Extracted records
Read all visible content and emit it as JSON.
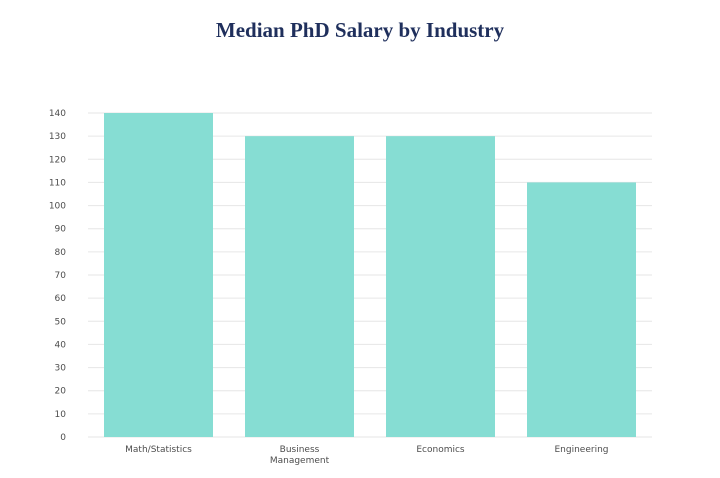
{
  "chart_data": {
    "type": "bar",
    "title": "Median PhD Salary by Industry",
    "xlabel": "",
    "ylabel": "",
    "categories": [
      "Math/Statistics",
      "Business Management",
      "Economics",
      "Engineering"
    ],
    "category_label_lines": [
      [
        "Math/Statistics"
      ],
      [
        "Business",
        "Management"
      ],
      [
        "Economics"
      ],
      [
        "Engineering"
      ]
    ],
    "values": [
      140,
      130,
      130,
      110
    ],
    "ylim": [
      0,
      140
    ],
    "yticks": [
      0,
      10,
      20,
      30,
      40,
      50,
      60,
      70,
      80,
      90,
      100,
      110,
      120,
      130,
      140
    ],
    "grid": true,
    "legend": "none",
    "bar_color": "#86ddd3",
    "grid_color": "#e6e6e6"
  }
}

* [The task] Excluding the pictures, restate the records above word for word.

* [Complete response]
Read all visible content and emit it as JSON.
{
  "chart_data": {
    "type": "bar",
    "title": "Median PhD Salary by Industry",
    "xlabel": "",
    "ylabel": "",
    "categories": [
      "Math/Statistics",
      "Business Management",
      "Economics",
      "Engineering"
    ],
    "category_label_lines": [
      [
        "Math/Statistics"
      ],
      [
        "Business",
        "Management"
      ],
      [
        "Economics"
      ],
      [
        "Engineering"
      ]
    ],
    "values": [
      140,
      130,
      130,
      110
    ],
    "ylim": [
      0,
      140
    ],
    "yticks": [
      0,
      10,
      20,
      30,
      40,
      50,
      60,
      70,
      80,
      90,
      100,
      110,
      120,
      130,
      140
    ],
    "grid": true,
    "legend": "none",
    "bar_color": "#86ddd3",
    "grid_color": "#e6e6e6"
  }
}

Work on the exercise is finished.